## DATASET EXTRACT
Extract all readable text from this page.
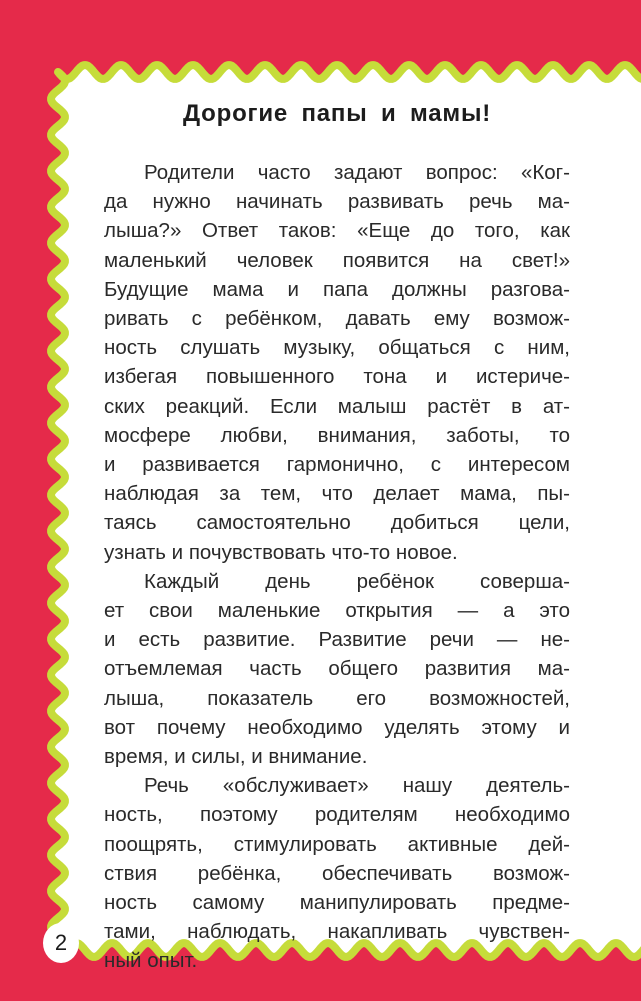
Дорогие папы и мамы!

Родители часто задают вопрос: «Ког-
да нужно начинать развивать речь ма-
лыша?» Ответ таков: «Еще до того, как
маленький человек появится на свет!»
Будущие мама и папа должны разгова-
ривать с ребёнком, давать ему возмож-
ность слушать музыку, общаться с ним,
избегая повышенного тона и истериче-
ских реакций. Если малыш растёт в ат-
мосфере любви, внимания, заботы, то
и развивается гармонично, с интересом
наблюдая за тем, что делает мама, пы-
таясь самостоятельно добиться цели,
узнать и почувствовать что-то новое.

Каждый день ребёнок соверша-
ет свои маленькие открытия — а это
и есть развитие. Развитие речи — не-
отъемлемая часть общего развития ма-
лыша, показатель его возможностей,
вот почему необходимо уделять этому и
время, и силы, и внимание.

Речь «обслуживает» нашу деятель-
ность, поэтому родителям необходимо
поощрять, стимулировать активные дей-
ствия ребёнка, обеспечивать возмож-
ность самому манипулировать предме-
тами, наблюдать, накапливать чувствен-
ный опыт.

2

## WHAT YOU ARE ASKED TO DO
Without the pictures, print the whole listing exactly as given.

## FINISHED ANSWER
Extract all readable text from this page.
Дорогие папы и мамы!

Родители часто задают вопрос: «Ког-
да нужно начинать развивать речь ма-
лыша?» Ответ таков: «Еще до того, как
маленький человек появится на свет!»
Будущие мама и папа должны разгова-
ривать с ребёнком, давать ему возмож-
ность слушать музыку, общаться с ним,
избегая повышенного тона и истериче-
ских реакций. Если малыш растёт в ат-
мосфере любви, внимания, заботы, то
и развивается гармонично, с интересом
наблюдая за тем, что делает мама, пы-
таясь самостоятельно добиться цели,
узнать и почувствовать что-то новое.

Каждый день ребёнок соверша-
ет свои маленькие открытия — а это
и есть развитие. Развитие речи — не-
отъемлемая часть общего развития ма-
лыша, показатель его возможностей,
вот почему необходимо уделять этому и
время, и силы, и внимание.

Речь «обслуживает» нашу деятель-
ность, поэтому родителям необходимо
поощрять, стимулировать активные дей-
ствия ребёнка, обеспечивать возмож-
ность самому манипулировать предме-
тами, наблюдать, накапливать чувствен-
ный опыт.

2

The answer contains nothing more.